## START Exercise data

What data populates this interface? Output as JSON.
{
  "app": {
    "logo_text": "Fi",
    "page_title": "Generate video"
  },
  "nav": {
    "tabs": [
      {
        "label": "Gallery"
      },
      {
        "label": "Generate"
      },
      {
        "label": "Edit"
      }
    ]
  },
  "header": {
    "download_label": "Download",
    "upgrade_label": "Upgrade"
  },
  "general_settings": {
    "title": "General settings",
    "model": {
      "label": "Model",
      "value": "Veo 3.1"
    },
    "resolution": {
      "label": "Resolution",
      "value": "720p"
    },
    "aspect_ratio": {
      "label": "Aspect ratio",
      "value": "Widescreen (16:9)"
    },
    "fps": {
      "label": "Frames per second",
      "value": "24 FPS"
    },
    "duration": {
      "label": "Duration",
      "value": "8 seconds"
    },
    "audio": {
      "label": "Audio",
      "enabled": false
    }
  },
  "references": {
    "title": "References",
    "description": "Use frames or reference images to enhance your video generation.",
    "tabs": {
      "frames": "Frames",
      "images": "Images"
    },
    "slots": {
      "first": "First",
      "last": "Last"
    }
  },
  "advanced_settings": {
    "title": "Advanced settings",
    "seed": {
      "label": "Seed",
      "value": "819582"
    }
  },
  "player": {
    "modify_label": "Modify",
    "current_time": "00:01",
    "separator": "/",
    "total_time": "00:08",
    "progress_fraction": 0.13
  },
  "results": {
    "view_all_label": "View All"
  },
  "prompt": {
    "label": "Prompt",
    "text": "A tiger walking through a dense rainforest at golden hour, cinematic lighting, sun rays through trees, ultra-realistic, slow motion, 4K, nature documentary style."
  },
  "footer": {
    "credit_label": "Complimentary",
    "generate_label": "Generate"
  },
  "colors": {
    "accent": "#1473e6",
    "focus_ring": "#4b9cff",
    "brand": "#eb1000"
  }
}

## END Exercise data

Repeat the data precisely, reproducing every entry.

What data populates this interface? Output as JSON.
{
  "app": {
    "logo_text": "Fi",
    "page_title": "Generate video"
  },
  "nav": {
    "tabs": [
      {
        "label": "Gallery"
      },
      {
        "label": "Generate"
      },
      {
        "label": "Edit"
      }
    ]
  },
  "header": {
    "download_label": "Download",
    "upgrade_label": "Upgrade"
  },
  "general_settings": {
    "title": "General settings",
    "model": {
      "label": "Model",
      "value": "Veo 3.1"
    },
    "resolution": {
      "label": "Resolution",
      "value": "720p"
    },
    "aspect_ratio": {
      "label": "Aspect ratio",
      "value": "Widescreen (16:9)"
    },
    "fps": {
      "label": "Frames per second",
      "value": "24 FPS"
    },
    "duration": {
      "label": "Duration",
      "value": "8 seconds"
    },
    "audio": {
      "label": "Audio",
      "enabled": false
    }
  },
  "references": {
    "title": "References",
    "description": "Use frames or reference images to enhance your video generation.",
    "tabs": {
      "frames": "Frames",
      "images": "Images"
    },
    "slots": {
      "first": "First",
      "last": "Last"
    }
  },
  "advanced_settings": {
    "title": "Advanced settings",
    "seed": {
      "label": "Seed",
      "value": "819582"
    }
  },
  "player": {
    "modify_label": "Modify",
    "current_time": "00:01",
    "separator": "/",
    "total_time": "00:08",
    "progress_fraction": 0.13
  },
  "results": {
    "view_all_label": "View All"
  },
  "prompt": {
    "label": "Prompt",
    "text": "A tiger walking through a dense rainforest at golden hour, cinematic lighting, sun rays through trees, ultra-realistic, slow motion, 4K, nature documentary style."
  },
  "footer": {
    "credit_label": "Complimentary",
    "generate_label": "Generate"
  },
  "colors": {
    "accent": "#1473e6",
    "focus_ring": "#4b9cff",
    "brand": "#eb1000"
  }
}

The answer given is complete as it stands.